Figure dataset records
# # # # #

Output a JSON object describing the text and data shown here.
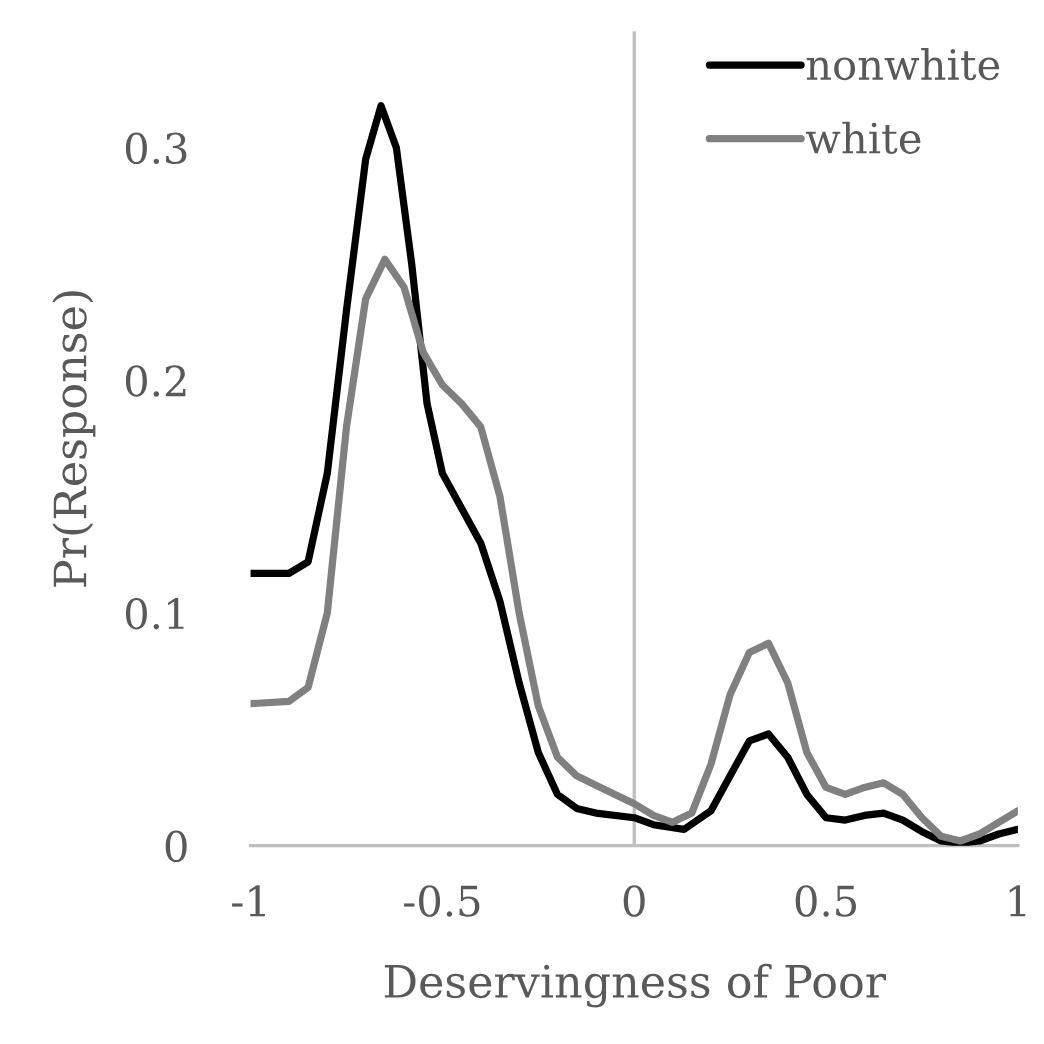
{
  "chart_data": {
    "type": "line",
    "xlabel": "Deservingness of Poor",
    "ylabel": "Pr(Response)",
    "xlim": [
      -1,
      1
    ],
    "ylim": [
      0,
      0.35
    ],
    "xticks": [
      -1,
      -0.5,
      0,
      0.5,
      1
    ],
    "yticks": [
      0,
      0.1,
      0.2,
      0.3
    ],
    "grid": false,
    "legend": "top right",
    "marker": "none",
    "line_style": "solid",
    "ref_lines": [
      {
        "axis": "x",
        "value": 0,
        "color": "#bfbfbf"
      }
    ],
    "series": [
      {
        "name": "nonwhite",
        "color": "#000000",
        "x": [
          -1,
          -0.9,
          -0.85,
          -0.8,
          -0.75,
          -0.7,
          -0.66,
          -0.62,
          -0.58,
          -0.54,
          -0.5,
          -0.45,
          -0.4,
          -0.35,
          -0.3,
          -0.25,
          -0.2,
          -0.15,
          -0.1,
          0,
          0.05,
          0.13,
          0.2,
          0.25,
          0.3,
          0.35,
          0.4,
          0.45,
          0.5,
          0.55,
          0.6,
          0.65,
          0.7,
          0.75,
          0.8,
          0.85,
          0.9,
          0.95,
          1
        ],
        "values": [
          0.117,
          0.117,
          0.122,
          0.16,
          0.23,
          0.295,
          0.318,
          0.3,
          0.25,
          0.19,
          0.16,
          0.145,
          0.13,
          0.105,
          0.07,
          0.04,
          0.022,
          0.016,
          0.014,
          0.012,
          0.009,
          0.007,
          0.015,
          0.03,
          0.045,
          0.048,
          0.038,
          0.022,
          0.012,
          0.011,
          0.013,
          0.014,
          0.011,
          0.006,
          0.002,
          0.001,
          0.002,
          0.005,
          0.007
        ]
      },
      {
        "name": "white",
        "color": "#808080",
        "x": [
          -1,
          -0.9,
          -0.85,
          -0.8,
          -0.75,
          -0.7,
          -0.65,
          -0.6,
          -0.55,
          -0.5,
          -0.45,
          -0.4,
          -0.35,
          -0.3,
          -0.25,
          -0.2,
          -0.15,
          -0.1,
          -0.05,
          0,
          0.05,
          0.1,
          0.15,
          0.2,
          0.25,
          0.3,
          0.35,
          0.4,
          0.45,
          0.5,
          0.55,
          0.6,
          0.65,
          0.7,
          0.75,
          0.8,
          0.85,
          0.9,
          0.95,
          1
        ],
        "values": [
          0.061,
          0.062,
          0.068,
          0.1,
          0.18,
          0.235,
          0.252,
          0.24,
          0.212,
          0.198,
          0.19,
          0.18,
          0.15,
          0.1,
          0.06,
          0.038,
          0.03,
          0.026,
          0.022,
          0.018,
          0.013,
          0.01,
          0.014,
          0.035,
          0.065,
          0.083,
          0.087,
          0.07,
          0.04,
          0.025,
          0.022,
          0.025,
          0.027,
          0.022,
          0.012,
          0.004,
          0.002,
          0.005,
          0.01,
          0.015
        ]
      }
    ]
  }
}
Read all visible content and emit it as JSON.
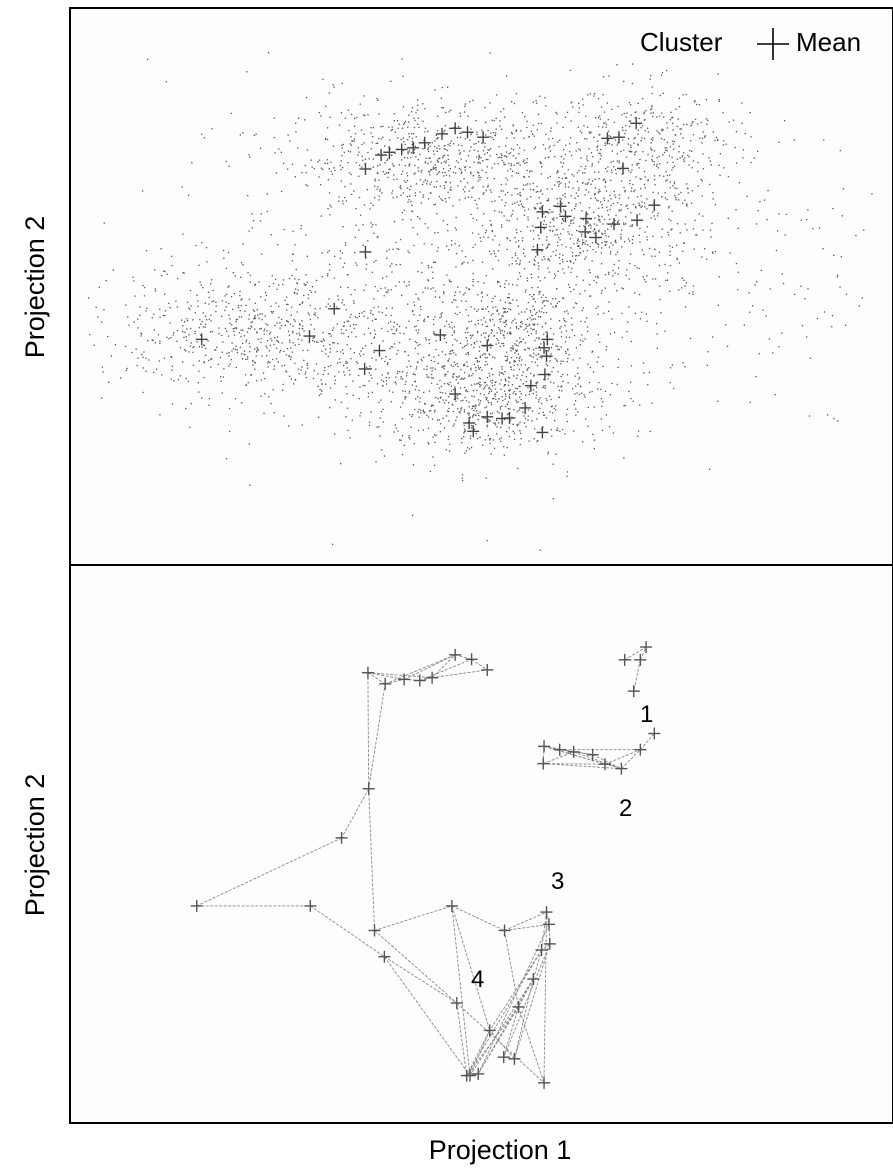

# # # # #

Send back the data above word for word, with the pictures left out.

Output a JSON object describing the text and data shown here.
{
  "chart_data": {
    "type": "line",
    "xlabel": "Deservingness of Poor",
    "ylabel": "Pr(Response)",
    "xlim": [
      -1,
      1
    ],
    "ylim": [
      0,
      0.35
    ],
    "xticks": [
      -1,
      -0.5,
      0,
      0.5,
      1
    ],
    "yticks": [
      0,
      0.1,
      0.2,
      0.3
    ],
    "grid": false,
    "legend": "top right",
    "marker": "none",
    "line_style": "solid",
    "ref_lines": [
      {
        "axis": "x",
        "value": 0,
        "color": "#bfbfbf"
      }
    ],
    "series": [
      {
        "name": "nonwhite",
        "color": "#000000",
        "x": [
          -1,
          -0.9,
          -0.85,
          -0.8,
          -0.75,
          -0.7,
          -0.66,
          -0.62,
          -0.58,
          -0.54,
          -0.5,
          -0.45,
          -0.4,
          -0.35,
          -0.3,
          -0.25,
          -0.2,
          -0.15,
          -0.1,
          0,
          0.05,
          0.13,
          0.2,
          0.25,
          0.3,
          0.35,
          0.4,
          0.45,
          0.5,
          0.55,
          0.6,
          0.65,
          0.7,
          0.75,
          0.8,
          0.85,
          0.9,
          0.95,
          1
        ],
        "values": [
          0.117,
          0.117,
          0.122,
          0.16,
          0.23,
          0.295,
          0.318,
          0.3,
          0.25,
          0.19,
          0.16,
          0.145,
          0.13,
          0.105,
          0.07,
          0.04,
          0.022,
          0.016,
          0.014,
          0.012,
          0.009,
          0.007,
          0.015,
          0.03,
          0.045,
          0.048,
          0.038,
          0.022,
          0.012,
          0.011,
          0.013,
          0.014,
          0.011,
          0.006,
          0.002,
          0.001,
          0.002,
          0.005,
          0.007
        ]
      },
      {
        "name": "white",
        "color": "#808080",
        "x": [
          -1,
          -0.9,
          -0.85,
          -0.8,
          -0.75,
          -0.7,
          -0.65,
          -0.6,
          -0.55,
          -0.5,
          -0.45,
          -0.4,
          -0.35,
          -0.3,
          -0.25,
          -0.2,
          -0.15,
          -0.1,
          -0.05,
          0,
          0.05,
          0.1,
          0.15,
          0.2,
          0.25,
          0.3,
          0.35,
          0.4,
          0.45,
          0.5,
          0.55,
          0.6,
          0.65,
          0.7,
          0.75,
          0.8,
          0.85,
          0.9,
          0.95,
          1
        ],
        "values": [
          0.061,
          0.062,
          0.068,
          0.1,
          0.18,
          0.235,
          0.252,
          0.24,
          0.212,
          0.198,
          0.19,
          0.18,
          0.15,
          0.1,
          0.06,
          0.038,
          0.03,
          0.026,
          0.022,
          0.018,
          0.013,
          0.01,
          0.014,
          0.035,
          0.065,
          0.083,
          0.087,
          0.07,
          0.04,
          0.025,
          0.022,
          0.025,
          0.027,
          0.022,
          0.012,
          0.004,
          0.002,
          0.005,
          0.01,
          0.015
        ]
      }
    ]
  }
}
Read all visible content and emit it as JSON.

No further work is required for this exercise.